(What to work on) Copy out all the entries exactly.

Items from a data source:
===
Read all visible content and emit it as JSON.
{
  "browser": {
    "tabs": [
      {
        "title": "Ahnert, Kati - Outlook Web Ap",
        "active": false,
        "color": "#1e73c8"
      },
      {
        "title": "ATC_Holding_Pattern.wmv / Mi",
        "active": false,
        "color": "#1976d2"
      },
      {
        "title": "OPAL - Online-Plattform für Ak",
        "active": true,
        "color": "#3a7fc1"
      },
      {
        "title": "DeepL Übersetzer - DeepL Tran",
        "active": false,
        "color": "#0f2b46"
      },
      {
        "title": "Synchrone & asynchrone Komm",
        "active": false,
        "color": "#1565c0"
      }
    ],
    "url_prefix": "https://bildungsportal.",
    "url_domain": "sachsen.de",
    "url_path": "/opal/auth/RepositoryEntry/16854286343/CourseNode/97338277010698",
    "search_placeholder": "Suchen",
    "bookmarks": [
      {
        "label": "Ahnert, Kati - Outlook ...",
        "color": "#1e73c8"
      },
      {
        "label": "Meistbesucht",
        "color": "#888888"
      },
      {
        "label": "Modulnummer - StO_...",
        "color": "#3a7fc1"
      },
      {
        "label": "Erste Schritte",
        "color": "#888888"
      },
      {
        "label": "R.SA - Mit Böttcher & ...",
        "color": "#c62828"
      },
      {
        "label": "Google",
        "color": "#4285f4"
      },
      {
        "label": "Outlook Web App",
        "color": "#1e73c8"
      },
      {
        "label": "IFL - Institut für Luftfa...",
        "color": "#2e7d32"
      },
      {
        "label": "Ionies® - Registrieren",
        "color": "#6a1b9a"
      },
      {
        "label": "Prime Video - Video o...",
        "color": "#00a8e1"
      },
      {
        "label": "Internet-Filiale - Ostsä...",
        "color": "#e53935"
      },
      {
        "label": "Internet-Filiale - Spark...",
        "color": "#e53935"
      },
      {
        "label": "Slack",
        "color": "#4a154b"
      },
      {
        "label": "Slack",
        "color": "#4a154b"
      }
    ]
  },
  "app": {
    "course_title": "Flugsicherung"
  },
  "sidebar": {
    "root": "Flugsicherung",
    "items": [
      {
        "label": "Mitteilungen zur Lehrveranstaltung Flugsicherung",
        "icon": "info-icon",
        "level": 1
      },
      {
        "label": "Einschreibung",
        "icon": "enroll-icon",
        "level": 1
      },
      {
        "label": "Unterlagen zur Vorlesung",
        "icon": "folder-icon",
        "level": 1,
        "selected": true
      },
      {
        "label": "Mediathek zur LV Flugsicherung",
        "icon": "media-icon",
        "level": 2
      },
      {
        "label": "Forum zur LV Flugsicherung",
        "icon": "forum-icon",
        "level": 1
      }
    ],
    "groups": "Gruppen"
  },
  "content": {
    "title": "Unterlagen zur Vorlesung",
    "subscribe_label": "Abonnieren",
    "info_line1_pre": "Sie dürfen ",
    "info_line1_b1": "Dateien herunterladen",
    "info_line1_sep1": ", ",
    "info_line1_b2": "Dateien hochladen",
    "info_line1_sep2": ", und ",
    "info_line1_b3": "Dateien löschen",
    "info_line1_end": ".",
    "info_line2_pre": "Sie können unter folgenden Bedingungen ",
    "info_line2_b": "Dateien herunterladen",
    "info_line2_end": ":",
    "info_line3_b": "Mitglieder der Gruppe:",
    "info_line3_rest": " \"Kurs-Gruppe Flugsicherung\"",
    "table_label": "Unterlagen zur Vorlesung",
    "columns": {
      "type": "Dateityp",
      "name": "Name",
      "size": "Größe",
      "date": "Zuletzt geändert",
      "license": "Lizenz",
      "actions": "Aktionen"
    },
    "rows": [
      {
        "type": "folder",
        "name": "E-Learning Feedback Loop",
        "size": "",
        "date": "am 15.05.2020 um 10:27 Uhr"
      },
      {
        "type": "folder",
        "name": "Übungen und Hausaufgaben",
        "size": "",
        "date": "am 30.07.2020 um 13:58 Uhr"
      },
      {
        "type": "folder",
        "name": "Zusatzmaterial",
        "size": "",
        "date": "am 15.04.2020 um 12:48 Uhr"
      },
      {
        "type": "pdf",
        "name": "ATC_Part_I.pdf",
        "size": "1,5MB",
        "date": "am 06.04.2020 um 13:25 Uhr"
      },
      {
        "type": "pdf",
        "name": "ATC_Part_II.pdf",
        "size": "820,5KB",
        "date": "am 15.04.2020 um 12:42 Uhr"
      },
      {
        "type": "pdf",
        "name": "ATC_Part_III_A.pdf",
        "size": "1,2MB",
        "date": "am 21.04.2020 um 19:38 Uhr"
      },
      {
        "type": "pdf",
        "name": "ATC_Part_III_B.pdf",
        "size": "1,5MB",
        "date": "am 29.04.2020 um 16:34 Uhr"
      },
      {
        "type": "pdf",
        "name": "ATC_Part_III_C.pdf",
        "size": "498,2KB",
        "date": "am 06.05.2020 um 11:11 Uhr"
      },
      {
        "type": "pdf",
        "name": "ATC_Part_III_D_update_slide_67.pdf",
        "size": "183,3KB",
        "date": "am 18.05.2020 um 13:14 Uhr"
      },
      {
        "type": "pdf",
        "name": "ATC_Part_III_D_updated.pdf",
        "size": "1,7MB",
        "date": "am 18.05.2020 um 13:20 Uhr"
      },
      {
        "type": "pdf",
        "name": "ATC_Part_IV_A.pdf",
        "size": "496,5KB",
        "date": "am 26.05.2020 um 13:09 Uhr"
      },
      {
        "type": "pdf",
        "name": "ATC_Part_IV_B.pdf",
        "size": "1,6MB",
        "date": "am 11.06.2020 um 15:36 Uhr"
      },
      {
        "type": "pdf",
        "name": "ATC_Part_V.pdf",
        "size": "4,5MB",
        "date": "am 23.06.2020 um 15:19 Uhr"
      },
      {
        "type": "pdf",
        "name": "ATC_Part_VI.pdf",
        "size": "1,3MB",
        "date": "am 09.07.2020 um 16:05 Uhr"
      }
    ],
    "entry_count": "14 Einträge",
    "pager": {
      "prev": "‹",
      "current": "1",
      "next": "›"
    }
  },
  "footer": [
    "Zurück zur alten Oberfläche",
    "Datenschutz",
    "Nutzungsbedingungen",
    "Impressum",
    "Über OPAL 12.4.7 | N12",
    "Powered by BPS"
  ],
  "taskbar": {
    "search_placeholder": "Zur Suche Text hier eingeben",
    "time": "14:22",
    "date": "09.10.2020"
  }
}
===
(Written reply)
Read all visible content and emit it as JSON.
{
  "browser": {
    "tabs": [
      {
        "title": "Ahnert, Kati - Outlook Web Ap",
        "active": false,
        "color": "#1e73c8"
      },
      {
        "title": "ATC_Holding_Pattern.wmv / Mi",
        "active": false,
        "color": "#1976d2"
      },
      {
        "title": "OPAL - Online-Plattform für Ak",
        "active": true,
        "color": "#3a7fc1"
      },
      {
        "title": "DeepL Übersetzer - DeepL Tran",
        "active": false,
        "color": "#0f2b46"
      },
      {
        "title": "Synchrone & asynchrone Komm",
        "active": false,
        "color": "#1565c0"
      }
    ],
    "url_prefix": "https://bildungsportal.",
    "url_domain": "sachsen.de",
    "url_path": "/opal/auth/RepositoryEntry/16854286343/CourseNode/97338277010698",
    "search_placeholder": "Suchen",
    "bookmarks": [
      {
        "label": "Ahnert, Kati - Outlook ...",
        "color": "#1e73c8"
      },
      {
        "label": "Meistbesucht",
        "color": "#888888"
      },
      {
        "label": "Modulnummer - StO_...",
        "color": "#3a7fc1"
      },
      {
        "label": "Erste Schritte",
        "color": "#888888"
      },
      {
        "label": "R.SA - Mit Böttcher & ...",
        "color": "#c62828"
      },
      {
        "label": "Google",
        "color": "#4285f4"
      },
      {
        "label": "Outlook Web App",
        "color": "#1e73c8"
      },
      {
        "label": "IFL - Institut für Luftfa...",
        "color": "#2e7d32"
      },
      {
        "label": "Ionies® - Registrieren",
        "color": "#6a1b9a"
      },
      {
        "label": "Prime Video - Video o...",
        "color": "#00a8e1"
      },
      {
        "label": "Internet-Filiale - Ostsä...",
        "color": "#e53935"
      },
      {
        "label": "Internet-Filiale - Spark...",
        "color": "#e53935"
      },
      {
        "label": "Slack",
        "color": "#4a154b"
      },
      {
        "label": "Slack",
        "color": "#4a154b"
      }
    ]
  },
  "app": {
    "course_title": "Flugsicherung"
  },
  "sidebar": {
    "root": "Flugsicherung",
    "items": [
      {
        "label": "Mitteilungen zur Lehrveranstaltung Flugsicherung",
        "icon": "info-icon",
        "level": 1
      },
      {
        "label": "Einschreibung",
        "icon": "enroll-icon",
        "level": 1
      },
      {
        "label": "Unterlagen zur Vorlesung",
        "icon": "folder-icon",
        "level": 1,
        "selected": true
      },
      {
        "label": "Mediathek zur LV Flugsicherung",
        "icon": "media-icon",
        "level": 2
      },
      {
        "label": "Forum zur LV Flugsicherung",
        "icon": "forum-icon",
        "level": 1
      }
    ],
    "groups": "Gruppen"
  },
  "content": {
    "title": "Unterlagen zur Vorlesung",
    "subscribe_label": "Abonnieren",
    "info_line1_pre": "Sie dürfen ",
    "info_line1_b1": "Dateien herunterladen",
    "info_line1_sep1": ", ",
    "info_line1_b2": "Dateien hochladen",
    "info_line1_sep2": ", und ",
    "info_line1_b3": "Dateien löschen",
    "info_line1_end": ".",
    "info_line2_pre": "Sie können unter folgenden Bedingungen ",
    "info_line2_b": "Dateien herunterladen",
    "info_line2_end": ":",
    "info_line3_b": "Mitglieder der Gruppe:",
    "info_line3_rest": " \"Kurs-Gruppe Flugsicherung\"",
    "table_label": "Unterlagen zur Vorlesung",
    "columns": {
      "type": "Dateityp",
      "name": "Name",
      "size": "Größe",
      "date": "Zuletzt geändert",
      "license": "Lizenz",
      "actions": "Aktionen"
    },
    "rows": [
      {
        "type": "folder",
        "name": "E-Learning Feedback Loop",
        "size": "",
        "date": "am 15.05.2020 um 10:27 Uhr"
      },
      {
        "type": "folder",
        "name": "Übungen und Hausaufgaben",
        "size": "",
        "date": "am 30.07.2020 um 13:58 Uhr"
      },
      {
        "type": "folder",
        "name": "Zusatzmaterial",
        "size": "",
        "date": "am 15.04.2020 um 12:48 Uhr"
      },
      {
        "type": "pdf",
        "name": "ATC_Part_I.pdf",
        "size": "1,5MB",
        "date": "am 06.04.2020 um 13:25 Uhr"
      },
      {
        "type": "pdf",
        "name": "ATC_Part_II.pdf",
        "size": "820,5KB",
        "date": "am 15.04.2020 um 12:42 Uhr"
      },
      {
        "type": "pdf",
        "name": "ATC_Part_III_A.pdf",
        "size": "1,2MB",
        "date": "am 21.04.2020 um 19:38 Uhr"
      },
      {
        "type": "pdf",
        "name": "ATC_Part_III_B.pdf",
        "size": "1,5MB",
        "date": "am 29.04.2020 um 16:34 Uhr"
      },
      {
        "type": "pdf",
        "name": "ATC_Part_III_C.pdf",
        "size": "498,2KB",
        "date": "am 06.05.2020 um 11:11 Uhr"
      },
      {
        "type": "pdf",
        "name": "ATC_Part_III_D_update_slide_67.pdf",
        "size": "183,3KB",
        "date": "am 18.05.2020 um 13:14 Uhr"
      },
      {
        "type": "pdf",
        "name": "ATC_Part_III_D_updated.pdf",
        "size": "1,7MB",
        "date": "am 18.05.2020 um 13:20 Uhr"
      },
      {
        "type": "pdf",
        "name": "ATC_Part_IV_A.pdf",
        "size": "496,5KB",
        "date": "am 26.05.2020 um 13:09 Uhr"
      },
      {
        "type": "pdf",
        "name": "ATC_Part_IV_B.pdf",
        "size": "1,6MB",
        "date": "am 11.06.2020 um 15:36 Uhr"
      },
      {
        "type": "pdf",
        "name": "ATC_Part_V.pdf",
        "size": "4,5MB",
        "date": "am 23.06.2020 um 15:19 Uhr"
      },
      {
        "type": "pdf",
        "name": "ATC_Part_VI.pdf",
        "size": "1,3MB",
        "date": "am 09.07.2020 um 16:05 Uhr"
      }
    ],
    "entry_count": "14 Einträge",
    "pager": {
      "prev": "‹",
      "current": "1",
      "next": "›"
    }
  },
  "footer": [
    "Zurück zur alten Oberfläche",
    "Datenschutz",
    "Nutzungsbedingungen",
    "Impressum",
    "Über OPAL 12.4.7 | N12",
    "Powered by BPS"
  ],
  "taskbar": {
    "search_placeholder": "Zur Suche Text hier eingeben",
    "time": "14:22",
    "date": "09.10.2020"
  }
}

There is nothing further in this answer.